Begin Information supplied

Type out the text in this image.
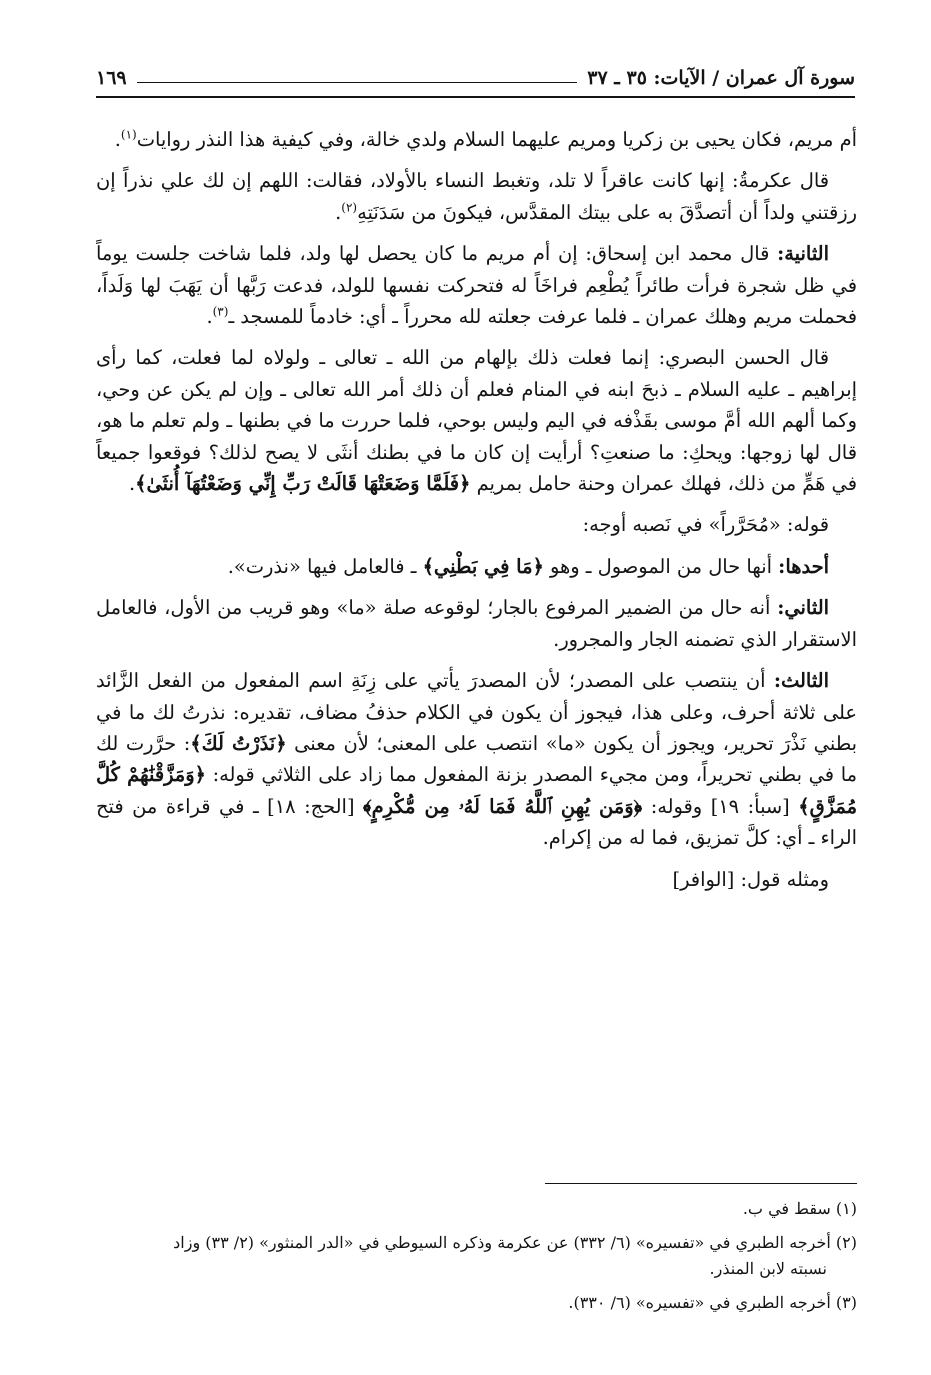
سورة آل عمران / الآيات: ٣٥ ـ ٣٧
١٦٩

أم مريم، فكان يحيى بن زكريا ومريم عليهما السلام ولدي خالة، وفي كيفية هذا النذر روايات$^{(١)}$.

قال عكرمةُ: إنها كانت عاقراً لا تلد، وتغبط النساء بالأولاد، فقالت: اللهم إن لك علي نذراً إن رزقتني ولداً أن أتصدَّقَ به على بيتك المقدَّس، فيكونَ من سَدَنَتِهِ$^{(٢)}$.

الثانية: قال محمد ابن إسحاق: إن أم مريم ما كان يحصل لها ولد، فلما شاخت جلست يوماً في ظل شجرة فرأت طائراً يُطْعِم فراخَاً له فتحركت نفسها للولد، فدعت رَبَّها أن يَهَبَ لها وَلَداً، فحملت مريم وهلك عمران ـ فلما عرفت جعلته لله محرراً ـ أي: خادماً للمسجد ـ$^{(٣)}$.

قال الحسن البصري: إنما فعلت ذلك بإلهام من الله ـ تعالى ـ ولولاه لما فعلت، كما رأى إبراهيم ـ عليه السلام ـ ذبحَ ابنه في المنام فعلم أن ذلك أمر الله تعالى ـ وإن لم يكن عن وحي، وكما ألهم الله أمَّ موسى بقَذْفه في اليم وليس بوحي، فلما حررت ما في بطنها ـ ولم تعلم ما هو، قال لها زوجها: ويحكِ: ما صنعتِ؟ أرأيت إن كان ما في بطنك أنثَى لا يصح لذلك؟ فوقعوا جميعاً في هَمٍّ من ذلك، فهلك عمران وحنة حامل بمريم ﴿فَلَمَّا وَضَعَتْهَا قَالَتْ رَبِّ إِنِّي وَضَعْتُهَآ أُنثَىٰ﴾.

قوله: «مُحَرَّراً» في نَصبه أوجه:

أحدها: أنها حال من الموصول ـ وهو ﴿مَا فِي بَطْنِي﴾ ـ فالعامل فيها «نذرت».

الثاني: أنه حال من الضمير المرفوع بالجار؛ لوقوعه صلة «ما» وهو قريب من الأول، فالعامل الاستقرار الذي تضمنه الجار والمجرور.

الثالث: أن ينتصب على المصدر؛ لأن المصدرَ يأتي على زِنَةِ اسم المفعول من الفعل الزَّائد على ثلاثة أحرف، وعلى هذا، فيجوز أن يكون في الكلام حذفُ مضاف، تقديره: نذرتُ لك ما في بطني نَذْرَ تحرير، ويجوز أن يكون «ما» انتصب على المعنى؛ لأن معنى ﴿نَذَرْتُ لَكَ﴾: حرَّرت لك ما في بطني تحريراً، ومن مجيء المصدر بزنة المفعول مما زاد على الثلاثي قوله: ﴿وَمَزَّقْنَٰهُمْ كُلَّ مُمَزَّقٍ﴾ [سبأ: ١٩] وقوله: ﴿وَمَن يُهِنِ ٱللَّهُ فَمَا لَهُۥ مِن مُّكْرِمٍ﴾ [الحج: ١٨] ـ في قراءة من فتح الراء ـ أي: كلَّ تمزيق، فما له من إكرام.

ومثله قول: [الوافر]

(١) سقط في ب.

(٢) أخرجه الطبري في «تفسيره» (٦/ ٣٣٢) عن عكرمة وذكره السيوطي في «الدر المنثور» (٢/ ٣٣) وزاد
نسبته لابن المنذر.

(٣) أخرجه الطبري في «تفسيره» (٦/ ٣٣٠).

End Information supplied

■ Given instruction: Output the full set of records above without changing a word, and drop the images.

■ Response to the exercise:
Type out the text in this image.
سورة آل عمران / الآيات: ٣٥ ـ ٣٧
١٦٩

أم مريم، فكان يحيى بن زكريا ومريم عليهما السلام ولدي خالة، وفي كيفية هذا النذر روايات$^{(١)}$.

قال عكرمةُ: إنها كانت عاقراً لا تلد، وتغبط النساء بالأولاد، فقالت: اللهم إن لك علي نذراً إن رزقتني ولداً أن أتصدَّقَ به على بيتك المقدَّس، فيكونَ من سَدَنَتِهِ$^{(٢)}$.

الثانية: قال محمد ابن إسحاق: إن أم مريم ما كان يحصل لها ولد، فلما شاخت جلست يوماً في ظل شجرة فرأت طائراً يُطْعِم فراخَاً له فتحركت نفسها للولد، فدعت رَبَّها أن يَهَبَ لها وَلَداً، فحملت مريم وهلك عمران ـ فلما عرفت جعلته لله محرراً ـ أي: خادماً للمسجد ـ$^{(٣)}$.

قال الحسن البصري: إنما فعلت ذلك بإلهام من الله ـ تعالى ـ ولولاه لما فعلت، كما رأى إبراهيم ـ عليه السلام ـ ذبحَ ابنه في المنام فعلم أن ذلك أمر الله تعالى ـ وإن لم يكن عن وحي، وكما ألهم الله أمَّ موسى بقَذْفه في اليم وليس بوحي، فلما حررت ما في بطنها ـ ولم تعلم ما هو، قال لها زوجها: ويحكِ: ما صنعتِ؟ أرأيت إن كان ما في بطنك أنثَى لا يصح لذلك؟ فوقعوا جميعاً في هَمٍّ من ذلك، فهلك عمران وحنة حامل بمريم ﴿فَلَمَّا وَضَعَتْهَا قَالَتْ رَبِّ إِنِّي وَضَعْتُهَآ أُنثَىٰ﴾.

قوله: «مُحَرَّراً» في نَصبه أوجه:

أحدها: أنها حال من الموصول ـ وهو ﴿مَا فِي بَطْنِي﴾ ـ فالعامل فيها «نذرت».

الثاني: أنه حال من الضمير المرفوع بالجار؛ لوقوعه صلة «ما» وهو قريب من الأول، فالعامل الاستقرار الذي تضمنه الجار والمجرور.

الثالث: أن ينتصب على المصدر؛ لأن المصدرَ يأتي على زِنَةِ اسم المفعول من الفعل الزَّائد على ثلاثة أحرف، وعلى هذا، فيجوز أن يكون في الكلام حذفُ مضاف، تقديره: نذرتُ لك ما في بطني نَذْرَ تحرير، ويجوز أن يكون «ما» انتصب على المعنى؛ لأن معنى ﴿نَذَرْتُ لَكَ﴾: حرَّرت لك ما في بطني تحريراً، ومن مجيء المصدر بزنة المفعول مما زاد على الثلاثي قوله: ﴿وَمَزَّقْنَٰهُمْ كُلَّ مُمَزَّقٍ﴾ [سبأ: ١٩] وقوله: ﴿وَمَن يُهِنِ ٱللَّهُ فَمَا لَهُۥ مِن مُّكْرِمٍ﴾ [الحج: ١٨] ـ في قراءة من فتح الراء ـ أي: كلَّ تمزيق، فما له من إكرام.

ومثله قول: [الوافر]

(١) سقط في ب.

(٢) أخرجه الطبري في «تفسيره» (٦/ ٣٣٢) عن عكرمة وذكره السيوطي في «الدر المنثور» (٢/ ٣٣) وزاد
نسبته لابن المنذر.

(٣) أخرجه الطبري في «تفسيره» (٦/ ٣٣٠).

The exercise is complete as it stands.